_Given passage:_
Reputation: 3299
The objective is to find whether each cell in a column contain either one of the string from a set of strings.
Given a df below;
df = pd.DataFrame({'Date': ['1 December 2020', 'May 2020', 'Random value', 'may 2019']})
and a flag sub string of
stk_list = ['December','May']
It should return
True; True; False; True
However, using the code below
stk_list = ['December','May']
df = pd.DataFrame({'Date': ['1 December 2020', 'May 2020', 'Random value', 'may 2019']})
dfxx=df['Date'].isin(stk_list)
it return
False; False;False;False
May I know where did I do wrong?
Upvotes: 1
Views: 41
Reputation: 4658
You can use apply
for this:
dfxx=df['Date'].apply(lambda x: any([i in x for i in stk_list])

_Image region annotations:_
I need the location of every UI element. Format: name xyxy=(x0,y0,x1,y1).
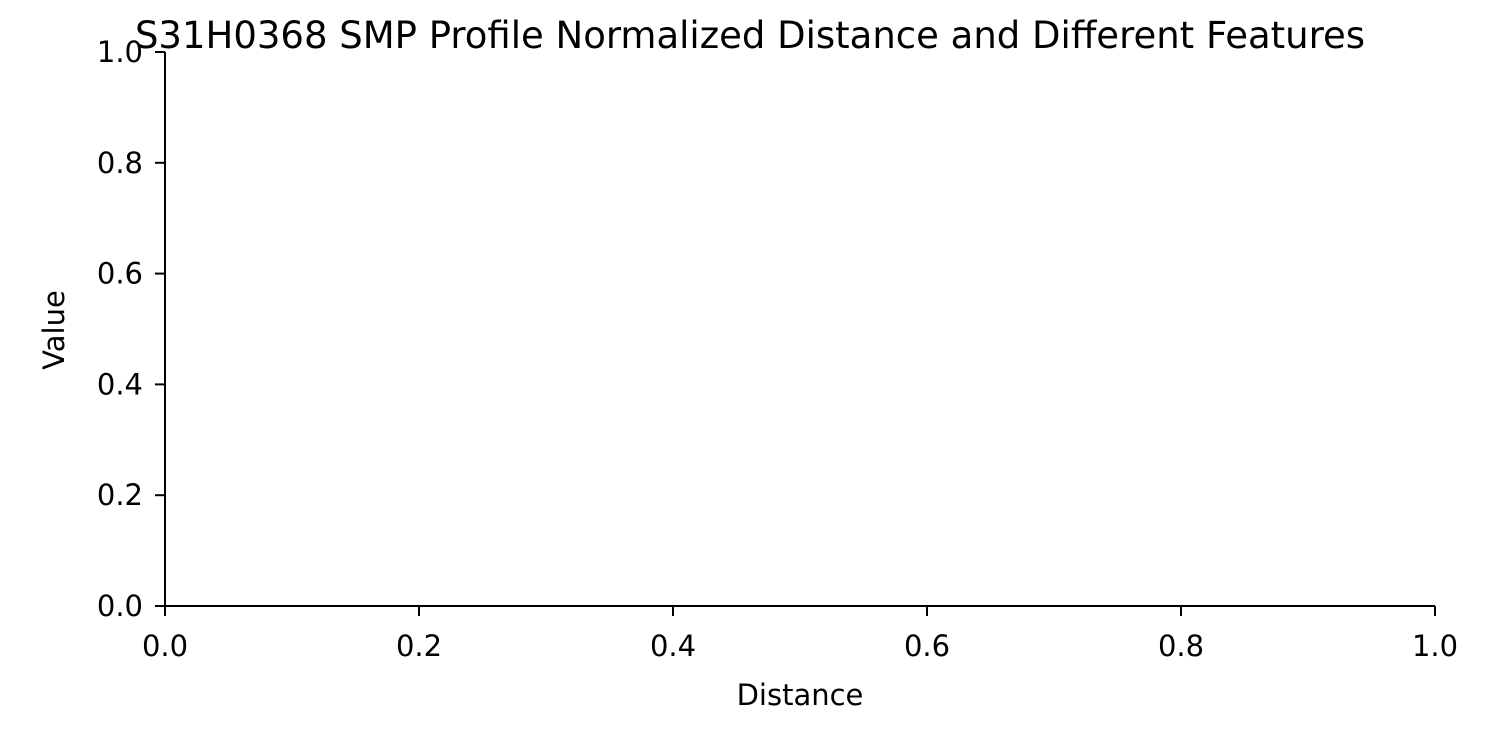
y-axis-ticks: 0.0 0.2 0.4 0.6 0.8 1.0 xyxy=(97,35,165,623)
x-tick-label: 0.6 xyxy=(904,629,950,663)
y-tick-label: 0.2 xyxy=(97,478,143,512)
chart-title: S31H0368 SMP Profile Normalized Distance… xyxy=(135,14,1365,57)
y-tick-label: 0.0 xyxy=(97,589,143,623)
y-axis-label: Value xyxy=(37,290,71,370)
y-tick-label: 0.8 xyxy=(97,146,143,180)
y-tick-label: 0.4 xyxy=(97,367,143,401)
x-tick-label: 0.2 xyxy=(396,629,442,663)
x-tick-label: 0.0 xyxy=(142,629,188,663)
y-tick-label: 1.0 xyxy=(97,35,143,69)
x-axis-label: Distance xyxy=(737,678,864,712)
y-tick-label: 0.6 xyxy=(97,257,143,291)
x-tick-label: 0.8 xyxy=(1158,629,1204,663)
x-axis-ticks: 0.0 0.2 0.4 0.6 0.8 1.0 xyxy=(142,606,1458,663)
x-tick-label: 1.0 xyxy=(1412,629,1458,663)
x-tick-label: 0.4 xyxy=(650,629,696,663)
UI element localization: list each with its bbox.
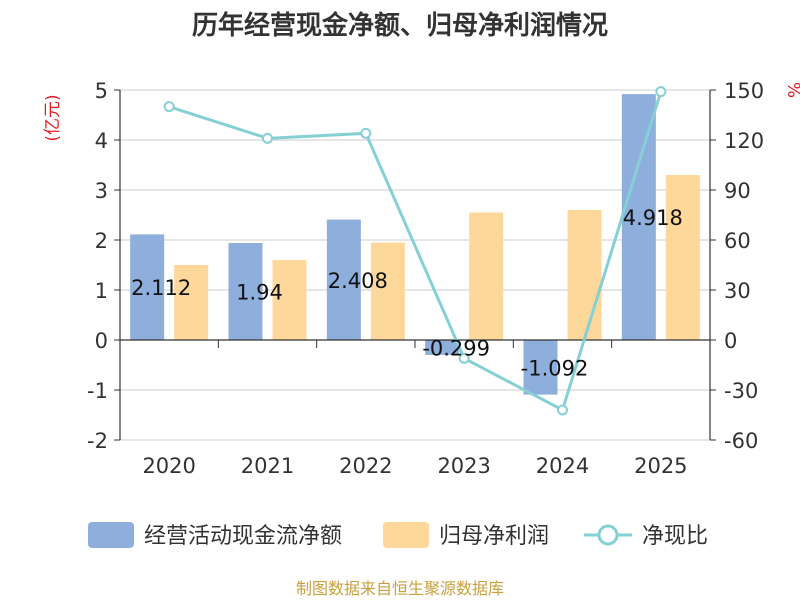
profit-bar (174, 265, 209, 340)
ratio-line (163, 86, 667, 416)
cashflow-bar (228, 243, 263, 340)
cashflow-data-label: 2.408 (328, 269, 388, 293)
ratio-line-path (168, 91, 663, 413)
cashflow-bar (621, 94, 656, 340)
x-axis-label: 2020 (142, 454, 195, 478)
bars (130, 94, 700, 395)
left-axis-tick-label: 3 (95, 179, 108, 203)
legend-swatch-ratio-marker (597, 524, 619, 546)
x-axis-label: 2023 (437, 454, 490, 478)
legend-swatch-profit (383, 522, 429, 548)
legend-label-cashflow: 经营活动现金流净额 (144, 524, 342, 549)
left-axis-tick-label: -1 (87, 379, 108, 403)
right-axis-tick-label: 90 (724, 179, 751, 203)
source-note: 制图数据来自恒生聚源数据库 (296, 579, 504, 598)
right-axis-tick-label: 60 (724, 229, 751, 253)
right-axis-tick-label: 30 (724, 279, 751, 303)
legend-item-ratio[interactable]: 净现比 (584, 524, 708, 549)
profit-bar (272, 260, 307, 340)
right-axis-tick-label: 120 (724, 129, 764, 153)
x-axis-label: 2025 (634, 454, 687, 478)
grid-lines (120, 89, 710, 441)
cashflow-bar (130, 234, 165, 340)
legend-swatch-cashflow (88, 522, 134, 548)
ratio-point (163, 101, 175, 113)
profit-bar (567, 210, 602, 340)
left-axis-tick-label: 2 (95, 229, 108, 253)
right-axis-unit: % (783, 82, 800, 98)
cashflow-data-label: 1.94 (236, 281, 283, 305)
data-labels: 2.112 1.94 2.408 -0.299 -1.092 4.918 (131, 206, 683, 380)
legend-item-profit[interactable]: 归母净利润 (383, 522, 549, 549)
ratio-point (360, 127, 372, 139)
right-axis-tick-label: -60 (724, 429, 758, 453)
legend: 经营活动现金流净额 归母净利润 净现比 (88, 522, 708, 549)
axes: -2 -1 0 1 2 3 4 5 -60 -30 0 30 60 90 120 150 2020 2021 202… (87, 79, 764, 478)
left-axis-unit: (亿元) (43, 94, 63, 141)
profit-bar (665, 175, 700, 340)
left-axis-tick-label: 4 (95, 129, 108, 153)
left-axis-tick-label: 5 (95, 79, 108, 103)
left-axis-tick-label: -2 (87, 429, 108, 453)
x-axis-label: 2021 (241, 454, 294, 478)
ratio-point (262, 132, 273, 144)
cashflow-data-label: 4.918 (623, 206, 683, 230)
cashflow-bar (326, 219, 361, 340)
x-axis-label: 2022 (339, 454, 392, 478)
cashflow-data-label: -1.092 (521, 356, 589, 380)
left-axis-tick-label: 0 (95, 329, 108, 353)
profit-bar (469, 212, 504, 340)
legend-item-cashflow[interactable]: 经营活动现金流净额 (88, 522, 342, 549)
cashflow-data-label: -0.299 (422, 336, 490, 360)
left-axis-tick-label: 1 (95, 279, 108, 303)
ratio-point (557, 404, 568, 416)
legend-label-ratio: 净现比 (642, 524, 708, 549)
cashflow-bar (425, 340, 460, 355)
x-axis-label: 2024 (536, 454, 589, 478)
profit-bar (370, 242, 405, 340)
ratio-point (655, 86, 667, 98)
cashflow-data-label: 2.112 (131, 276, 191, 300)
right-axis-tick-label: -30 (724, 379, 758, 403)
legend-label-profit: 归母净利润 (439, 524, 549, 549)
chart-title: 历年经营现金净额、归母净利润情况 (192, 10, 608, 41)
cashflow-bar (523, 340, 558, 395)
right-axis-tick-label: 0 (724, 329, 737, 353)
ratio-point (458, 352, 470, 364)
right-axis-tick-label: 150 (724, 79, 764, 103)
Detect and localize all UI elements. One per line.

_Requests:_
A. Write out the part of the pandas string-matching thread starting at "Reputation: 3299" and ending at "dfxx=df['Date'].isin(stk_list)".
B. Write what comes next in the pandas string-matching thread, beginning after its last line.

_Expected responses:_
A.
Reputation: 3299
The objective is to find whether each cell in a column contain either one of the string from a set of strings.
Given a df below;
df = pd.DataFrame({'Date': ['1 December 2020', 'May 2020', 'Random value', 'may 2019']})
and a flag sub string of
stk_list = ['December','May']
It should return
True; True; False; True
However, using the code below
stk_list = ['December','May']
df = pd.DataFrame({'Date': ['1 December 2020', 'May 2020', 'Random value', 'may 2019']})
dfxx=df['Date'].isin(stk_list)

B.
Upvotes: 1
Reputation: 150735
You can use regex
for this purpose:
pattern = '|'.join(s.lower() for s in stk_list)
df.Date.str.lower().str.contains(pattern)
You may want to modify pattern
so that it only checks for the whole words:
pattern = r"\b({})\b".format('|'.join(s.lower() for s in stk_list))
Here \b
denotes word boudary, so this pattern would not flag maybe
as True
.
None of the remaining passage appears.